» The task: Reproduce verbatim the lines running from the start of the records through the line containing "uploads-panel: Upload filer", inclusive.

>> START Data for this task

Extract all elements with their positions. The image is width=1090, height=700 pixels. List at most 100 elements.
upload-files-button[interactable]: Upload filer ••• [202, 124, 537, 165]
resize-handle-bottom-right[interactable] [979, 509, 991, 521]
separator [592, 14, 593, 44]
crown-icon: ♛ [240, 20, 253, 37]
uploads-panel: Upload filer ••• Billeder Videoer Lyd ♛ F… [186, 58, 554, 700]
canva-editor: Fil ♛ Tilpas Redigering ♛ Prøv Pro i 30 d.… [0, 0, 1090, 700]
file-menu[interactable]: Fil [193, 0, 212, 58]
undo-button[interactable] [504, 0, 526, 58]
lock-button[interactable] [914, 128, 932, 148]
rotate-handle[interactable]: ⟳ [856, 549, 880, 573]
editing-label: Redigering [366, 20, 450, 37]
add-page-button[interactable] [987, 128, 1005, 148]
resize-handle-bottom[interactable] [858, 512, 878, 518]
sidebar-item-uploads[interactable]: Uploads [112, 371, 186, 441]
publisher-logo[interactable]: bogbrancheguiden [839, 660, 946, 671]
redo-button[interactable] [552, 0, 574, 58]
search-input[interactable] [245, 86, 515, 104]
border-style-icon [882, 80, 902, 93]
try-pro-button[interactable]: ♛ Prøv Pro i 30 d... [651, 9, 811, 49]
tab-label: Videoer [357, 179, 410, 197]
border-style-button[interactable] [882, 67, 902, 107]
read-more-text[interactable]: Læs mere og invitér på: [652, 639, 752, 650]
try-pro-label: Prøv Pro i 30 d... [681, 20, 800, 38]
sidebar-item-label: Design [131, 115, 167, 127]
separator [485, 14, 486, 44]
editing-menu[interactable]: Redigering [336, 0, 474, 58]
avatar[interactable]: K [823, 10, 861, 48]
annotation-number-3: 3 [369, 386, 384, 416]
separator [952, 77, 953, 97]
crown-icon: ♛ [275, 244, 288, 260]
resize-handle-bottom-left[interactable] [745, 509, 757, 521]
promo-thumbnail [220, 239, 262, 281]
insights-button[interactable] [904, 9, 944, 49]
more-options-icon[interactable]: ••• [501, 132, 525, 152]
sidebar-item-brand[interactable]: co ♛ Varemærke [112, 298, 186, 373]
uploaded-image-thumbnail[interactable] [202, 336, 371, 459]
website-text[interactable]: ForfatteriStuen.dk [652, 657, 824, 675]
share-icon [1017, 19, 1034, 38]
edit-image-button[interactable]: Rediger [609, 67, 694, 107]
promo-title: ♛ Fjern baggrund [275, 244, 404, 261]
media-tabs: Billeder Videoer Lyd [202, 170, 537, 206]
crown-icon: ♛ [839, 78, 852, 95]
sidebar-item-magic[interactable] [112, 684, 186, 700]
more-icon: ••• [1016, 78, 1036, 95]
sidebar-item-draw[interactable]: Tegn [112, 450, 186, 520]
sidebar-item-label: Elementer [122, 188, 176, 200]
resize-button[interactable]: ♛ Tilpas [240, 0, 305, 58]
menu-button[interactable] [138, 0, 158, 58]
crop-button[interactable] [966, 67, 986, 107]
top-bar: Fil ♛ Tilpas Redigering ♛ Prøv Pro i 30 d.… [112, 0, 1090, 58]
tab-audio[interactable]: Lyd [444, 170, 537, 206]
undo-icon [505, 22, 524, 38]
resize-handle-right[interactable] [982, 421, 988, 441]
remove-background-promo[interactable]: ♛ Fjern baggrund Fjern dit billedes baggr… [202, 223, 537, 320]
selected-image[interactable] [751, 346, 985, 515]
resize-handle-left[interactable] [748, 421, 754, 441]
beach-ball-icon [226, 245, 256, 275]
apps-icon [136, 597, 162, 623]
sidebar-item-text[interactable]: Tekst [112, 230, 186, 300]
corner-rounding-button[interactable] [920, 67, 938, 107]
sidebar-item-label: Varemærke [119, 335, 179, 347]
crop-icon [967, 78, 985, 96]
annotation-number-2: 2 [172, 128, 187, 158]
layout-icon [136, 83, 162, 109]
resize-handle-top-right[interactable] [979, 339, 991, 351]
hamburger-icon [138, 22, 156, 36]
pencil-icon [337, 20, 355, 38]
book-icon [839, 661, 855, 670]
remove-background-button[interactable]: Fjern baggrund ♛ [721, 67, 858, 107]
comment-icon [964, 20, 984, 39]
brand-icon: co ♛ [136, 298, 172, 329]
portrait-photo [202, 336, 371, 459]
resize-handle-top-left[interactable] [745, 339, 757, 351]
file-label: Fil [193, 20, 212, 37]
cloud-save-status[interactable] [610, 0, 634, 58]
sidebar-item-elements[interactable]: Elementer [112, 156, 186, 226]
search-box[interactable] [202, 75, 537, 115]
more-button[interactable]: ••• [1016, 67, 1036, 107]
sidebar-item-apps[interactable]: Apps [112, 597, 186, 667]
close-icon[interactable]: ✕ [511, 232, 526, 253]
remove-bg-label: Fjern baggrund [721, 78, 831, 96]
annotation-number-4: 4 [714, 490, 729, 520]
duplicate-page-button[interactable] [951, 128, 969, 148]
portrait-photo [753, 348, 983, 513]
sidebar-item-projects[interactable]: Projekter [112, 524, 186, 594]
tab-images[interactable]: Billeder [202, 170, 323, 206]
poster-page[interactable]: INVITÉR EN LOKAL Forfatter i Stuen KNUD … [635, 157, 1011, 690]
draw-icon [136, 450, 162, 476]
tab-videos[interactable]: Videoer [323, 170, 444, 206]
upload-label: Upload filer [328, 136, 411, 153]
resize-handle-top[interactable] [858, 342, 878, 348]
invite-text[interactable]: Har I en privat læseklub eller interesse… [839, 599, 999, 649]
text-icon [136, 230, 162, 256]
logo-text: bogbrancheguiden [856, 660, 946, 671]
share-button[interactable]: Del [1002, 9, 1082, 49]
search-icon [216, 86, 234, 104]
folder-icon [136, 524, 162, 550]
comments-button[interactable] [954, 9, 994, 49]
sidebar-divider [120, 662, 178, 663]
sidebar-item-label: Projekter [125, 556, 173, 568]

>> END Data for this task

» Expected answer:
Extract all elements with their positions. The image is width=1090, height=700 pixels. List at most 100 elements.
upload-files-button[interactable]: Upload filer ••• [202, 124, 537, 165]
resize-handle-bottom-right[interactable] [979, 509, 991, 521]
separator [592, 14, 593, 44]
crown-icon: ♛ [240, 20, 253, 37]
uploads-panel: Upload filer ••• Billeder Videoer Lyd ♛ F… [186, 58, 554, 700]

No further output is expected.